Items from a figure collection

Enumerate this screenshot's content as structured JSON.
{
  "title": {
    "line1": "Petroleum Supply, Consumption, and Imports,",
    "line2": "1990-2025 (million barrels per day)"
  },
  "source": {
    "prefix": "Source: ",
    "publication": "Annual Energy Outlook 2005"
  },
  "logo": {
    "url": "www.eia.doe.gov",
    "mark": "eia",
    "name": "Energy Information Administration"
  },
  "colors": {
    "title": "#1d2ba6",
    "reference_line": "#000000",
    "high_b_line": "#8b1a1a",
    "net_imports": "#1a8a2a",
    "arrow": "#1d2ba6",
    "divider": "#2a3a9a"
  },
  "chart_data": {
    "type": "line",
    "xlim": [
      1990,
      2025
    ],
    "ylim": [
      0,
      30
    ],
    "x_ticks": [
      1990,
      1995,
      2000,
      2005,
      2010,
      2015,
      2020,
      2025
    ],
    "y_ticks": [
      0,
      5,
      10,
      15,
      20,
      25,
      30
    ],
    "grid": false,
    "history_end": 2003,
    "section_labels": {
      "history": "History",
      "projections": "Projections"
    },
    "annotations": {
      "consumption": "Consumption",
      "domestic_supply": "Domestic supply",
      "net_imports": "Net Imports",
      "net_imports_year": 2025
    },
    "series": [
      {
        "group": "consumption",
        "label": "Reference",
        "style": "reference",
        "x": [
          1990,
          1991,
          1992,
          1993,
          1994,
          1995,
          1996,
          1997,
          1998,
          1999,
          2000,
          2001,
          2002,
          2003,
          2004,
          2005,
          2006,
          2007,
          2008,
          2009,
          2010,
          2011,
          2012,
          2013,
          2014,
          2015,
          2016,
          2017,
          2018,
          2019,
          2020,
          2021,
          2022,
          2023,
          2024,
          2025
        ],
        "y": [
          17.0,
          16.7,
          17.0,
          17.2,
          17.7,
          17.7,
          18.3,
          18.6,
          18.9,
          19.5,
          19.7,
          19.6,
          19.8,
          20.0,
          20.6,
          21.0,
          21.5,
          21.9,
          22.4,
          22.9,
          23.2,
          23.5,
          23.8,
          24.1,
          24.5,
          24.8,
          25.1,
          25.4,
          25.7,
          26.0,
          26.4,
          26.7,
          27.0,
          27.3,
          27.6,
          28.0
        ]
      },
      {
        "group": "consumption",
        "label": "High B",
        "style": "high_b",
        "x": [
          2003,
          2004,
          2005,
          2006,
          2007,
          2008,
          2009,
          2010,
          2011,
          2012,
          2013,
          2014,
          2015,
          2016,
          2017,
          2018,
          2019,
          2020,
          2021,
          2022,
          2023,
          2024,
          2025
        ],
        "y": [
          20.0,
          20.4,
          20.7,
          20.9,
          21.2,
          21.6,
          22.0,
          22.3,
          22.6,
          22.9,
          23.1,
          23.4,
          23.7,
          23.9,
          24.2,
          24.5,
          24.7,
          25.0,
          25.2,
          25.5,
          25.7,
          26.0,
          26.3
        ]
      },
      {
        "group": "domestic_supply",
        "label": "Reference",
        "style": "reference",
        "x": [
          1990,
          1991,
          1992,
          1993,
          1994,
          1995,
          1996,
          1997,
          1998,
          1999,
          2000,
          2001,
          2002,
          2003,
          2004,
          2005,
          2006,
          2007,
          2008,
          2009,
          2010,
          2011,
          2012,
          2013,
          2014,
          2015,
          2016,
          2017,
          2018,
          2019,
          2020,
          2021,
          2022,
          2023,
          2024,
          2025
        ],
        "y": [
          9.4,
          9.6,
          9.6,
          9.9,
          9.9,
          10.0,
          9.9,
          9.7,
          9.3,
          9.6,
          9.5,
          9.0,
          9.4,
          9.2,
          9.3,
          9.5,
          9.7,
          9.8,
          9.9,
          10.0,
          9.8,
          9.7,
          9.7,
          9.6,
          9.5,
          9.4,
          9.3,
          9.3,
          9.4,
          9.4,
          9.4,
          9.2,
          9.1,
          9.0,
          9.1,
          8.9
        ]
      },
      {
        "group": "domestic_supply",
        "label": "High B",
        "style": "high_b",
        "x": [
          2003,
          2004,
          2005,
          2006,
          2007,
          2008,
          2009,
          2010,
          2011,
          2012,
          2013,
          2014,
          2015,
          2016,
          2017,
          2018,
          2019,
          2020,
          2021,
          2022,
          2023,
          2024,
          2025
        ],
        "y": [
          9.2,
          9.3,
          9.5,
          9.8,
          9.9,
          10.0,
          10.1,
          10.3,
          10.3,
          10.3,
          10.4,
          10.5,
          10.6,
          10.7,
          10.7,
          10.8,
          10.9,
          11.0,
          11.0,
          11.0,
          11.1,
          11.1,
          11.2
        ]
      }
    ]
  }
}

Aim: Print the records once more, exactly as they were given.

Response for this exercise:
Enumerate this screenshot's content as structured JSON.
{
  "title": {
    "line1": "Petroleum Supply, Consumption, and Imports,",
    "line2": "1990-2025 (million barrels per day)"
  },
  "source": {
    "prefix": "Source: ",
    "publication": "Annual Energy Outlook 2005"
  },
  "logo": {
    "url": "www.eia.doe.gov",
    "mark": "eia",
    "name": "Energy Information Administration"
  },
  "colors": {
    "title": "#1d2ba6",
    "reference_line": "#000000",
    "high_b_line": "#8b1a1a",
    "net_imports": "#1a8a2a",
    "arrow": "#1d2ba6",
    "divider": "#2a3a9a"
  },
  "chart_data": {
    "type": "line",
    "xlim": [
      1990,
      2025
    ],
    "ylim": [
      0,
      30
    ],
    "x_ticks": [
      1990,
      1995,
      2000,
      2005,
      2010,
      2015,
      2020,
      2025
    ],
    "y_ticks": [
      0,
      5,
      10,
      15,
      20,
      25,
      30
    ],
    "grid": false,
    "history_end": 2003,
    "section_labels": {
      "history": "History",
      "projections": "Projections"
    },
    "annotations": {
      "consumption": "Consumption",
      "domestic_supply": "Domestic supply",
      "net_imports": "Net Imports",
      "net_imports_year": 2025
    },
    "series": [
      {
        "group": "consumption",
        "label": "Reference",
        "style": "reference",
        "x": [
          1990,
          1991,
          1992,
          1993,
          1994,
          1995,
          1996,
          1997,
          1998,
          1999,
          2000,
          2001,
          2002,
          2003,
          2004,
          2005,
          2006,
          2007,
          2008,
          2009,
          2010,
          2011,
          2012,
          2013,
          2014,
          2015,
          2016,
          2017,
          2018,
          2019,
          2020,
          2021,
          2022,
          2023,
          2024,
          2025
        ],
        "y": [
          17.0,
          16.7,
          17.0,
          17.2,
          17.7,
          17.7,
          18.3,
          18.6,
          18.9,
          19.5,
          19.7,
          19.6,
          19.8,
          20.0,
          20.6,
          21.0,
          21.5,
          21.9,
          22.4,
          22.9,
          23.2,
          23.5,
          23.8,
          24.1,
          24.5,
          24.8,
          25.1,
          25.4,
          25.7,
          26.0,
          26.4,
          26.7,
          27.0,
          27.3,
          27.6,
          28.0
        ]
      },
      {
        "group": "consumption",
        "label": "High B",
        "style": "high_b",
        "x": [
          2003,
          2004,
          2005,
          2006,
          2007,
          2008,
          2009,
          2010,
          2011,
          2012,
          2013,
          2014,
          2015,
          2016,
          2017,
          2018,
          2019,
          2020,
          2021,
          2022,
          2023,
          2024,
          2025
        ],
        "y": [
          20.0,
          20.4,
          20.7,
          20.9,
          21.2,
          21.6,
          22.0,
          22.3,
          22.6,
          22.9,
          23.1,
          23.4,
          23.7,
          23.9,
          24.2,
          24.5,
          24.7,
          25.0,
          25.2,
          25.5,
          25.7,
          26.0,
          26.3
        ]
      },
      {
        "group": "domestic_supply",
        "label": "Reference",
        "style": "reference",
        "x": [
          1990,
          1991,
          1992,
          1993,
          1994,
          1995,
          1996,
          1997,
          1998,
          1999,
          2000,
          2001,
          2002,
          2003,
          2004,
          2005,
          2006,
          2007,
          2008,
          2009,
          2010,
          2011,
          2012,
          2013,
          2014,
          2015,
          2016,
          2017,
          2018,
          2019,
          2020,
          2021,
          2022,
          2023,
          2024,
          2025
        ],
        "y": [
          9.4,
          9.6,
          9.6,
          9.9,
          9.9,
          10.0,
          9.9,
          9.7,
          9.3,
          9.6,
          9.5,
          9.0,
          9.4,
          9.2,
          9.3,
          9.5,
          9.7,
          9.8,
          9.9,
          10.0,
          9.8,
          9.7,
          9.7,
          9.6,
          9.5,
          9.4,
          9.3,
          9.3,
          9.4,
          9.4,
          9.4,
          9.2,
          9.1,
          9.0,
          9.1,
          8.9
        ]
      },
      {
        "group": "domestic_supply",
        "label": "High B",
        "style": "high_b",
        "x": [
          2003,
          2004,
          2005,
          2006,
          2007,
          2008,
          2009,
          2010,
          2011,
          2012,
          2013,
          2014,
          2015,
          2016,
          2017,
          2018,
          2019,
          2020,
          2021,
          2022,
          2023,
          2024,
          2025
        ],
        "y": [
          9.2,
          9.3,
          9.5,
          9.8,
          9.9,
          10.0,
          10.1,
          10.3,
          10.3,
          10.3,
          10.4,
          10.5,
          10.6,
          10.7,
          10.7,
          10.8,
          10.9,
          11.0,
          11.0,
          11.0,
          11.1,
          11.1,
          11.2
        ]
      }
    ]
  }
}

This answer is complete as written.